**Exercise aim**
Single out each line with the word "Problem" and copy it.

**Lines of data**
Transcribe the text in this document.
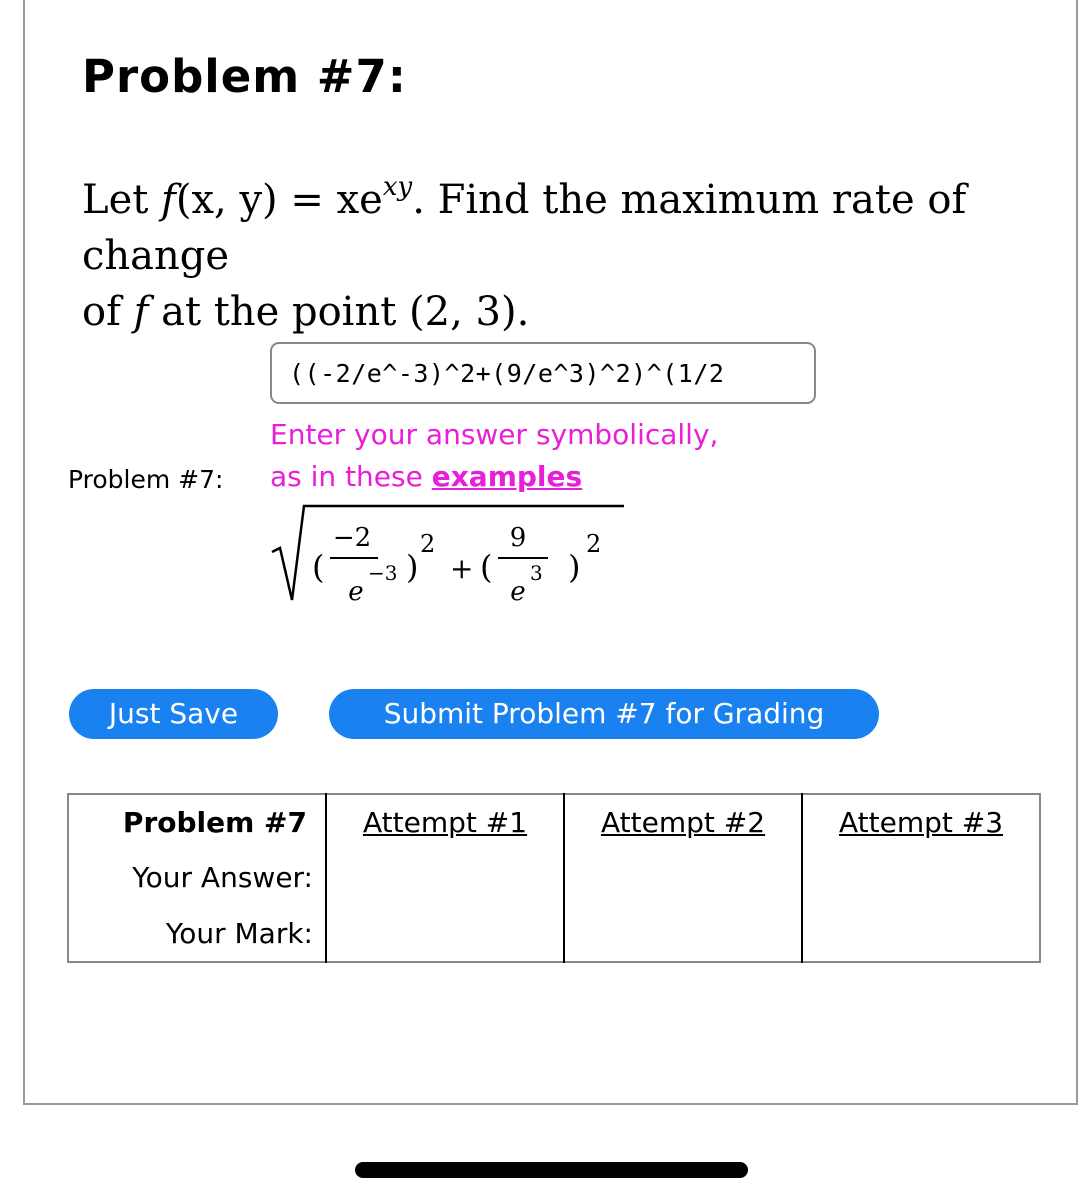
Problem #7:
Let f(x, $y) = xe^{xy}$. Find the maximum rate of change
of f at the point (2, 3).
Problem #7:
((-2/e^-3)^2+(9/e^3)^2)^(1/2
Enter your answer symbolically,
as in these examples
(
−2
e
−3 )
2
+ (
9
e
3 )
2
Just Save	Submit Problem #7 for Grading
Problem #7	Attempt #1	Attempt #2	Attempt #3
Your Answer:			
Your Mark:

**Written solution**
Problem #7:
Problem #7:
Just Save	Submit Problem #7 for Grading
Problem #7	Attempt #1	Attempt #2	Attempt #3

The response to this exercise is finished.